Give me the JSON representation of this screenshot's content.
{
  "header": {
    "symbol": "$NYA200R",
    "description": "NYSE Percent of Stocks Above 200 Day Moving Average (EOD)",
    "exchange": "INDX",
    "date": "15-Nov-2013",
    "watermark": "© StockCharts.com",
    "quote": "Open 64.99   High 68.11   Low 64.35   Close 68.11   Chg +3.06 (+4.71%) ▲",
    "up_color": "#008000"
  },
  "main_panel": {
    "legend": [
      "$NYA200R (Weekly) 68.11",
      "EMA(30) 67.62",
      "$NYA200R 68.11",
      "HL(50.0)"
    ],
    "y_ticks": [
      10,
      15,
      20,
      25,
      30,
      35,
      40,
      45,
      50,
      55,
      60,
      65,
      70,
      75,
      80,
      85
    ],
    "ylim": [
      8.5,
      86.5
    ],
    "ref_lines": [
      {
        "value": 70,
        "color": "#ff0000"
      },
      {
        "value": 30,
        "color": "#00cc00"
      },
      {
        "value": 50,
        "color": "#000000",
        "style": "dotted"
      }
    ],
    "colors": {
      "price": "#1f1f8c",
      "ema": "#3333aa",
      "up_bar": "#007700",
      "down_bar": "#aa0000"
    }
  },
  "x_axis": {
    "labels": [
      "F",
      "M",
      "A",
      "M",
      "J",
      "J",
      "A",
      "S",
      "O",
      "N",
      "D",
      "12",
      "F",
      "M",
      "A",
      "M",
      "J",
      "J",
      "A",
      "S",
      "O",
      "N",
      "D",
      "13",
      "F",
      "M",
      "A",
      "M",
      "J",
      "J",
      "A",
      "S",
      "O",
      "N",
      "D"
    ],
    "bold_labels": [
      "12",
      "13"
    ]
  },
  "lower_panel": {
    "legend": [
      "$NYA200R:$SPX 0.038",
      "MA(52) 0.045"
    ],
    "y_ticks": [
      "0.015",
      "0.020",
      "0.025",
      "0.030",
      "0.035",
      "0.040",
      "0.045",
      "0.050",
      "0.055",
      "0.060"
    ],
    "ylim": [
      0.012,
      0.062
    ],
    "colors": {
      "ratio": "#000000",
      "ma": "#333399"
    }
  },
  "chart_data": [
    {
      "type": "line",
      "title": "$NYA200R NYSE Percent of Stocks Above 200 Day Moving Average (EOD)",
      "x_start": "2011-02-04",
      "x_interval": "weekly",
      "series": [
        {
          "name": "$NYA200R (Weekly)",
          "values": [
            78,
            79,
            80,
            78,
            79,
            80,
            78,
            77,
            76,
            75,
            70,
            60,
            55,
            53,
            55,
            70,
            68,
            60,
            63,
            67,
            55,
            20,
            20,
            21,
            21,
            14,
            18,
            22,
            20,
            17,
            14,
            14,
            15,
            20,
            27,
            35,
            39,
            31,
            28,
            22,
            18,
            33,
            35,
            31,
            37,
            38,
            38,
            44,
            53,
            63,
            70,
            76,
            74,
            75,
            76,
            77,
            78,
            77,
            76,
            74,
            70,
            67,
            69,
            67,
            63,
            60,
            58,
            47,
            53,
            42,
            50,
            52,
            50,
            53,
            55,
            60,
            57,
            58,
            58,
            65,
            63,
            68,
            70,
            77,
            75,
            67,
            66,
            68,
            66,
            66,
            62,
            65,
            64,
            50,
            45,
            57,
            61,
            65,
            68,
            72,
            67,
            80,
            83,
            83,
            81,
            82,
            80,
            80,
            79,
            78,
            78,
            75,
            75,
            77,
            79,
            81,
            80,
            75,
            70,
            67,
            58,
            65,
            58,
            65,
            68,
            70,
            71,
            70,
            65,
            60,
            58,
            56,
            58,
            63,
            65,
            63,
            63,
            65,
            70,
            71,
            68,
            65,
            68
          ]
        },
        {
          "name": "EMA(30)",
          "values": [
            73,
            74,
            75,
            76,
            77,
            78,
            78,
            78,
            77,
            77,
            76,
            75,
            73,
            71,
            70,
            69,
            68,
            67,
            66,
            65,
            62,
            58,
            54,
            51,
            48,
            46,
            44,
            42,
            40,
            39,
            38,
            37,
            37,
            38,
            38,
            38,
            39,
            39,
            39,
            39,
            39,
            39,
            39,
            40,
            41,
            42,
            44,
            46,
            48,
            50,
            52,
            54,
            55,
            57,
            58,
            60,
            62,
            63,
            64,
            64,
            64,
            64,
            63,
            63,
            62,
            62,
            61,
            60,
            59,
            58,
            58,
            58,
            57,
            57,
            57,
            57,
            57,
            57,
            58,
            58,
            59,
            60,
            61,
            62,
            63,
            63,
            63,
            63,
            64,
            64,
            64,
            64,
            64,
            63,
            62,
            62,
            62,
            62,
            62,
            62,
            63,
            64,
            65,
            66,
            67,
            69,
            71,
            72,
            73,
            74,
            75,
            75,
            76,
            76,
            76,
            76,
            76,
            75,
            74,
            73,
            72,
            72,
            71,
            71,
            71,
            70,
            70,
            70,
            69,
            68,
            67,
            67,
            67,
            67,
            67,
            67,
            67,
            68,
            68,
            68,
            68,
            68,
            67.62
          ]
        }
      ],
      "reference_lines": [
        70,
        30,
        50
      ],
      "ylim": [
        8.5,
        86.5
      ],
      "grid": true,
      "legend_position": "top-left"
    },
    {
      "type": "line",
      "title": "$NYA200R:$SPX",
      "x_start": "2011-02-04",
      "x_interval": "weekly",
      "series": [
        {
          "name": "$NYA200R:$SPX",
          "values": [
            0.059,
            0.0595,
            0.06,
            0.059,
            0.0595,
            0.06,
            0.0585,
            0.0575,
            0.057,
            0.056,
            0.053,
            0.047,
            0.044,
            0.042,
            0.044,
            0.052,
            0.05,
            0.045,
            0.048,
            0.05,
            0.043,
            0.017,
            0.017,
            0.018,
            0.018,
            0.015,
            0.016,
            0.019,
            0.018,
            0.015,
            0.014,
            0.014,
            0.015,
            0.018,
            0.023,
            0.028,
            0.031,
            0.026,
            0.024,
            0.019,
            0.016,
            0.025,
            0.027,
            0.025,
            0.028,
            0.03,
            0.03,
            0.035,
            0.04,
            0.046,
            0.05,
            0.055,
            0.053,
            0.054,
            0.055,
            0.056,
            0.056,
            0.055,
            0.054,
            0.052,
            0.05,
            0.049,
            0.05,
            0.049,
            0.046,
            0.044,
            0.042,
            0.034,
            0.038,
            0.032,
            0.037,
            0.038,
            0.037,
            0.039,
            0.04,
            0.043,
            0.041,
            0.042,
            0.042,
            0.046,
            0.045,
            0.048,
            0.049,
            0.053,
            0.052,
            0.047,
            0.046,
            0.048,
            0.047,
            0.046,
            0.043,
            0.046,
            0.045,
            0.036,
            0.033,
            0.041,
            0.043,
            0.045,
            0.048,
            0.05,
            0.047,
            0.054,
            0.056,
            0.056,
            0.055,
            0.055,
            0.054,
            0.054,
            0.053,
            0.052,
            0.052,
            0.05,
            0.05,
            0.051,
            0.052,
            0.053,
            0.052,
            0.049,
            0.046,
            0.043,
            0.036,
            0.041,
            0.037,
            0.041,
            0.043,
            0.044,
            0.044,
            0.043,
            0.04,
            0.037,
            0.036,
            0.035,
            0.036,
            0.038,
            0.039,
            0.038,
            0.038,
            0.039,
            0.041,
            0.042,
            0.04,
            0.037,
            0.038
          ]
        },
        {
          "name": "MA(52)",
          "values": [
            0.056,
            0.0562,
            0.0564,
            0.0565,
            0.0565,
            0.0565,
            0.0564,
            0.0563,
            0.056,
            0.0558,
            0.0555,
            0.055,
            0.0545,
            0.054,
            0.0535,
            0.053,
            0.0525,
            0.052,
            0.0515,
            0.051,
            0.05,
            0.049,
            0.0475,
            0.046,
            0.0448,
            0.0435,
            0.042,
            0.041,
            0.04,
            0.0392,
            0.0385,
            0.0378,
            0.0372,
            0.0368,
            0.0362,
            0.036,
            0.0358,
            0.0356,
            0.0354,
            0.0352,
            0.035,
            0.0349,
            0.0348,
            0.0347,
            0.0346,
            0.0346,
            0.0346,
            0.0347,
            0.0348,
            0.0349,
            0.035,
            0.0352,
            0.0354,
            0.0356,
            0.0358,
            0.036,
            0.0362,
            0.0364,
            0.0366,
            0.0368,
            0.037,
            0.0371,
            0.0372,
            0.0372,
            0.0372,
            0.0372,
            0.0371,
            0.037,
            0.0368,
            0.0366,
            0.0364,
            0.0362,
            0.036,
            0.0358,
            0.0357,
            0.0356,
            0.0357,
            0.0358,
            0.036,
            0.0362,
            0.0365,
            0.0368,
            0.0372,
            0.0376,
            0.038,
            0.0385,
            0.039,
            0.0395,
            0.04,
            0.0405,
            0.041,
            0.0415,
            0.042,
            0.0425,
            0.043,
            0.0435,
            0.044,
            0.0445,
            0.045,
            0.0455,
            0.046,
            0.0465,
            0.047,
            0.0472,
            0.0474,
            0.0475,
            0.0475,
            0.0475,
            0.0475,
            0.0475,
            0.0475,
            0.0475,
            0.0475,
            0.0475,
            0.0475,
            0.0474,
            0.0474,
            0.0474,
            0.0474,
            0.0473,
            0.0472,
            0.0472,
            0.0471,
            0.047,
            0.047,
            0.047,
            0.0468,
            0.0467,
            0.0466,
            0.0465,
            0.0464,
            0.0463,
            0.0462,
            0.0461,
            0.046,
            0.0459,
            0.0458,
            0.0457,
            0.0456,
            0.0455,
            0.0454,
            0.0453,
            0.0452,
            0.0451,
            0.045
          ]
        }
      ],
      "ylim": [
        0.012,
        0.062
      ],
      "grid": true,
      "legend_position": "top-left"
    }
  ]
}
+ + + + +
DESCRIPTION OF THE TASK: Examine the records and pull out every line where the string "Percent" occurs.

FULL ANSWER:
    "description": "NYSE Percent of Stocks Above 200 Day Moving Average (EOD)",
      "title": "$NYA200R NYSE Percent of Stocks Above 200 Day Moving Average (EOD)",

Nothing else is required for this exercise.